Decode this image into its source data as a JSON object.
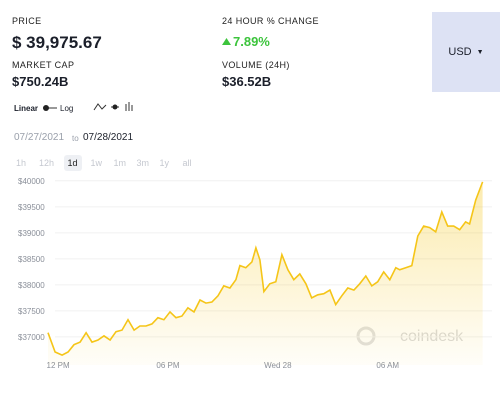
{
  "stats": {
    "price": {
      "label": "PRICE",
      "value": "$ 39,975.67"
    },
    "change": {
      "label": "24 HOUR % CHANGE",
      "value": "7.89%"
    },
    "market_cap": {
      "label": "MARKET CAP",
      "value": "$750.24B"
    },
    "volume": {
      "label": "VOLUME (24H)",
      "value": "$36.52B"
    }
  },
  "currency": "USD",
  "scale": {
    "linear": "Linear",
    "log": "Log"
  },
  "date_range": {
    "from": "07/27/2021",
    "to_word": "to",
    "to": "07/28/2021"
  },
  "ranges": [
    "1h",
    "12h",
    "1d",
    "1w",
    "1m",
    "3m",
    "1y",
    "all"
  ],
  "watermark": "coindesk",
  "chart_data": {
    "type": "line",
    "color": "#f5c518",
    "x": [
      11.45,
      11.84,
      12.22,
      12.55,
      12.87,
      13.2,
      13.53,
      13.85,
      14.18,
      14.51,
      14.84,
      15.16,
      15.49,
      15.82,
      16.15,
      16.47,
      16.8,
      17.13,
      17.45,
      17.78,
      18.11,
      18.44,
      18.76,
      19.09,
      19.42,
      19.75,
      20.07,
      20.4,
      20.73,
      21.05,
      21.38,
      21.71,
      21.93,
      22.25,
      22.58,
      22.8,
      23.02,
      23.24,
      23.56,
      23.89,
      24.22,
      24.55,
      24.87,
      25.2,
      25.53,
      25.85,
      26.18,
      26.51,
      26.84,
      27.16,
      27.49,
      27.82,
      28.15,
      28.47,
      28.8,
      29.13,
      29.45,
      29.78,
      30.11,
      30.44,
      30.65,
      30.98,
      31.31,
      31.64,
      31.96,
      32.29,
      32.62,
      32.95,
      33.27,
      33.6,
      33.93,
      34.25,
      34.47,
      34.8,
      35.18
    ],
    "values": [
      37080,
      36710,
      36650,
      36710,
      36850,
      36900,
      37080,
      36900,
      36940,
      37020,
      36940,
      37100,
      37130,
      37330,
      37130,
      37210,
      37210,
      37250,
      37370,
      37330,
      37480,
      37370,
      37400,
      37560,
      37480,
      37710,
      37650,
      37670,
      37790,
      37980,
      37940,
      38100,
      38370,
      38330,
      38440,
      38710,
      38480,
      37870,
      38020,
      38060,
      38580,
      38290,
      38100,
      38210,
      38020,
      37750,
      37810,
      37830,
      37900,
      37620,
      37790,
      37940,
      37900,
      38020,
      38170,
      37980,
      38060,
      38250,
      38100,
      38330,
      38290,
      38330,
      38370,
      38940,
      39130,
      39100,
      39020,
      39400,
      39130,
      39130,
      39060,
      39210,
      39170,
      39630,
      39980
    ],
    "xlim": [
      11.45,
      35.2
    ],
    "xticks": [
      {
        "value": 12,
        "label": "12 PM"
      },
      {
        "value": 18,
        "label": "06 PM"
      },
      {
        "value": 24,
        "label": "Wed 28"
      },
      {
        "value": 30,
        "label": "06 AM"
      }
    ],
    "ylim": [
      36460,
      40400
    ],
    "yticks": [
      {
        "value": 37000,
        "label": "$37000"
      },
      {
        "value": 37500,
        "label": "$37500"
      },
      {
        "value": 38000,
        "label": "$38000"
      },
      {
        "value": 38500,
        "label": "$38500"
      },
      {
        "value": 39000,
        "label": "$39000"
      },
      {
        "value": 39500,
        "label": "$39500"
      },
      {
        "value": 40000,
        "label": "$40000"
      }
    ],
    "grid": true
  }
}
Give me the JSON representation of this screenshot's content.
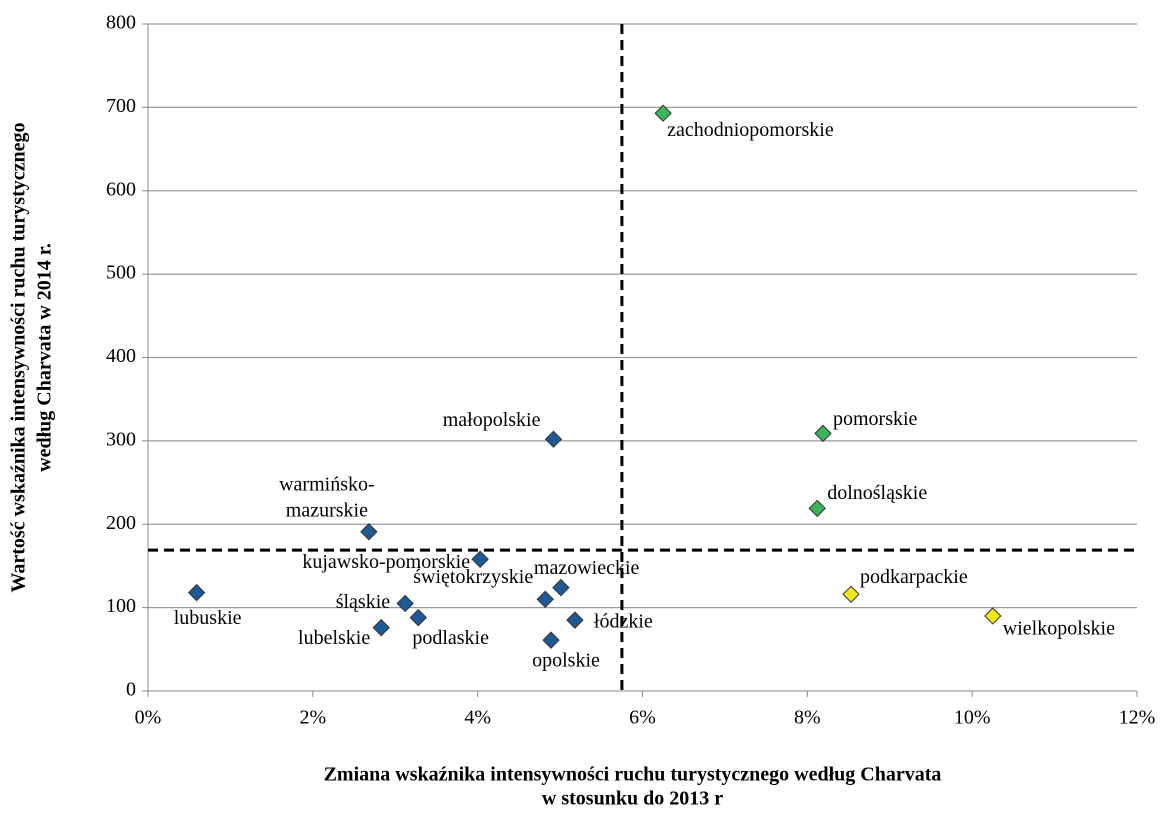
{
  "chart_data": {
    "type": "scatter",
    "xlabel": [
      "Zmiana wskaźnika intensywności ruchu turystycznego według Charvata",
      "w stosunku do  2013 r"
    ],
    "ylabel": [
      "Wartość wskaźnika intensywności ruchu turystycznego",
      "według Charvata w 2014 r."
    ],
    "xlim": [
      0,
      12
    ],
    "ylim": [
      0,
      800
    ],
    "xticks": [
      {
        "value": 0,
        "label": "0%"
      },
      {
        "value": 2,
        "label": "2%"
      },
      {
        "value": 4,
        "label": "4%"
      },
      {
        "value": 6,
        "label": "6%"
      },
      {
        "value": 8,
        "label": "8%"
      },
      {
        "value": 10,
        "label": "10%"
      },
      {
        "value": 12,
        "label": "12%"
      }
    ],
    "yticks": [
      0,
      100,
      200,
      300,
      400,
      500,
      600,
      700,
      800
    ],
    "grid": true,
    "reference_lines": {
      "x": 5.75,
      "y": 169
    },
    "points": [
      {
        "label": "zachodniopomorskie",
        "x": 6.25,
        "y": 693,
        "color": "#3cb55a"
      },
      {
        "label": "pomorskie",
        "x": 8.19,
        "y": 309,
        "color": "#3cb55a"
      },
      {
        "label": "dolnośląskie",
        "x": 8.12,
        "y": 219,
        "color": "#3cb55a"
      },
      {
        "label": "podkarpackie",
        "x": 8.53,
        "y": 116,
        "color": "#f2e41e"
      },
      {
        "label": "wielkopolskie",
        "x": 10.25,
        "y": 90,
        "color": "#f2e41e"
      },
      {
        "label": "małopolskie",
        "x": 4.92,
        "y": 302,
        "color": "#1f5a96"
      },
      {
        "label": [
          "warmińsko-",
          "mazurskie"
        ],
        "x": 2.68,
        "y": 191,
        "color": "#1f5a96"
      },
      {
        "label": "kujawsko-pomorskie",
        "x": 4.03,
        "y": 158,
        "color": "#1f5a96"
      },
      {
        "label": "lubuskie",
        "x": 0.59,
        "y": 118,
        "color": "#1f5a96"
      },
      {
        "label": "śląskie",
        "x": 3.12,
        "y": 105,
        "color": "#1f5a96"
      },
      {
        "label": "podlaskie",
        "x": 3.28,
        "y": 88,
        "color": "#1f5a96"
      },
      {
        "label": "lubelskie",
        "x": 2.83,
        "y": 76,
        "color": "#1f5a96"
      },
      {
        "label": "świętokrzyskie",
        "x": 4.82,
        "y": 110,
        "color": "#1f5a96"
      },
      {
        "label": "mazowieckie",
        "x": 5.01,
        "y": 124,
        "color": "#1f5a96"
      },
      {
        "label": "łódzkie",
        "x": 5.18,
        "y": 85,
        "color": "#1f5a96"
      },
      {
        "label": "opolskie",
        "x": 4.89,
        "y": 61,
        "color": "#1f5a96"
      }
    ]
  }
}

# Directions:
Omit every picture, then reproduce the rest of the listing exactly.

# Output of the task:
Decode this image into its source data as a JSON object.
{
  "stats": {
    "price": {
      "label": "PRICE",
      "value": "$ 39,975.67"
    },
    "change": {
      "label": "24 HOUR % CHANGE",
      "value": "7.89%"
    },
    "market_cap": {
      "label": "MARKET CAP",
      "value": "$750.24B"
    },
    "volume": {
      "label": "VOLUME (24H)",
      "value": "$36.52B"
    }
  },
  "currency": "USD",
  "scale": {
    "linear": "Linear",
    "log": "Log"
  },
  "date_range": {
    "from": "07/27/2021",
    "to_word": "to",
    "to": "07/28/2021"
  },
  "ranges": [
    "1h",
    "12h",
    "1d",
    "1w",
    "1m",
    "3m",
    "1y",
    "all"
  ],
  "watermark": "coindesk",
  "chart_data": {
    "type": "line",
    "color": "#f5c518",
    "x": [
      11.45,
      11.84,
      12.22,
      12.55,
      12.87,
      13.2,
      13.53,
      13.85,
      14.18,
      14.51,
      14.84,
      15.16,
      15.49,
      15.82,
      16.15,
      16.47,
      16.8,
      17.13,
      17.45,
      17.78,
      18.11,
      18.44,
      18.76,
      19.09,
      19.42,
      19.75,
      20.07,
      20.4,
      20.73,
      21.05,
      21.38,
      21.71,
      21.93,
      22.25,
      22.58,
      22.8,
      23.02,
      23.24,
      23.56,
      23.89,
      24.22,
      24.55,
      24.87,
      25.2,
      25.53,
      25.85,
      26.18,
      26.51,
      26.84,
      27.16,
      27.49,
      27.82,
      28.15,
      28.47,
      28.8,
      29.13,
      29.45,
      29.78,
      30.11,
      30.44,
      30.65,
      30.98,
      31.31,
      31.64,
      31.96,
      32.29,
      32.62,
      32.95,
      33.27,
      33.6,
      33.93,
      34.25,
      34.47,
      34.8,
      35.18
    ],
    "values": [
      37080,
      36710,
      36650,
      36710,
      36850,
      36900,
      37080,
      36900,
      36940,
      37020,
      36940,
      37100,
      37130,
      37330,
      37130,
      37210,
      37210,
      37250,
      37370,
      37330,
      37480,
      37370,
      37400,
      37560,
      37480,
      37710,
      37650,
      37670,
      37790,
      37980,
      37940,
      38100,
      38370,
      38330,
      38440,
      38710,
      38480,
      37870,
      38020,
      38060,
      38580,
      38290,
      38100,
      38210,
      38020,
      37750,
      37810,
      37830,
      37900,
      37620,
      37790,
      37940,
      37900,
      38020,
      38170,
      37980,
      38060,
      38250,
      38100,
      38330,
      38290,
      38330,
      38370,
      38940,
      39130,
      39100,
      39020,
      39400,
      39130,
      39130,
      39060,
      39210,
      39170,
      39630,
      39980
    ],
    "xlim": [
      11.45,
      35.2
    ],
    "xticks": [
      {
        "value": 12,
        "label": "12 PM"
      },
      {
        "value": 18,
        "label": "06 PM"
      },
      {
        "value": 24,
        "label": "Wed 28"
      },
      {
        "value": 30,
        "label": "06 AM"
      }
    ],
    "ylim": [
      36460,
      40400
    ],
    "yticks": [
      {
        "value": 37000,
        "label": "$37000"
      },
      {
        "value": 37500,
        "label": "$37500"
      },
      {
        "value": 38000,
        "label": "$38000"
      },
      {
        "value": 38500,
        "label": "$38500"
      },
      {
        "value": 39000,
        "label": "$39000"
      },
      {
        "value": 39500,
        "label": "$39500"
      },
      {
        "value": 40000,
        "label": "$40000"
      }
    ],
    "grid": true
  }
}
Give me the JSON representation of this screenshot's content.
{
  "chart_data": {
    "type": "scatter",
    "xlabel": [
      "Zmiana wskaźnika intensywności ruchu turystycznego według Charvata",
      "w stosunku do  2013 r"
    ],
    "ylabel": [
      "Wartość wskaźnika intensywności ruchu turystycznego",
      "według Charvata w 2014 r."
    ],
    "xlim": [
      0,
      12
    ],
    "ylim": [
      0,
      800
    ],
    "xticks": [
      {
        "value": 0,
        "label": "0%"
      },
      {
        "value": 2,
        "label": "2%"
      },
      {
        "value": 4,
        "label": "4%"
      },
      {
        "value": 6,
        "label": "6%"
      },
      {
        "value": 8,
        "label": "8%"
      },
      {
        "value": 10,
        "label": "10%"
      },
      {
        "value": 12,
        "label": "12%"
      }
    ],
    "yticks": [
      0,
      100,
      200,
      300,
      400,
      500,
      600,
      700,
      800
    ],
    "grid": true,
    "reference_lines": {
      "x": 5.75,
      "y": 169
    },
    "points": [
      {
        "label": "zachodniopomorskie",
        "x": 6.25,
        "y": 693,
        "color": "#3cb55a"
      },
      {
        "label": "pomorskie",
        "x": 8.19,
        "y": 309,
        "color": "#3cb55a"
      },
      {
        "label": "dolnośląskie",
        "x": 8.12,
        "y": 219,
        "color": "#3cb55a"
      },
      {
        "label": "podkarpackie",
        "x": 8.53,
        "y": 116,
        "color": "#f2e41e"
      },
      {
        "label": "wielkopolskie",
        "x": 10.25,
        "y": 90,
        "color": "#f2e41e"
      },
      {
        "label": "małopolskie",
        "x": 4.92,
        "y": 302,
        "color": "#1f5a96"
      },
      {
        "label": [
          "warmińsko-",
          "mazurskie"
        ],
        "x": 2.68,
        "y": 191,
        "color": "#1f5a96"
      },
      {
        "label": "kujawsko-pomorskie",
        "x": 4.03,
        "y": 158,
        "color": "#1f5a96"
      },
      {
        "label": "lubuskie",
        "x": 0.59,
        "y": 118,
        "color": "#1f5a96"
      },
      {
        "label": "śląskie",
        "x": 3.12,
        "y": 105,
        "color": "#1f5a96"
      },
      {
        "label": "podlaskie",
        "x": 3.28,
        "y": 88,
        "color": "#1f5a96"
      },
      {
        "label": "lubelskie",
        "x": 2.83,
        "y": 76,
        "color": "#1f5a96"
      },
      {
        "label": "świętokrzyskie",
        "x": 4.82,
        "y": 110,
        "color": "#1f5a96"
      },
      {
        "label": "mazowieckie",
        "x": 5.01,
        "y": 124,
        "color": "#1f5a96"
      },
      {
        "label": "łódzkie",
        "x": 5.18,
        "y": 85,
        "color": "#1f5a96"
      },
      {
        "label": "opolskie",
        "x": 4.89,
        "y": 61,
        "color": "#1f5a96"
      }
    ]
  }
}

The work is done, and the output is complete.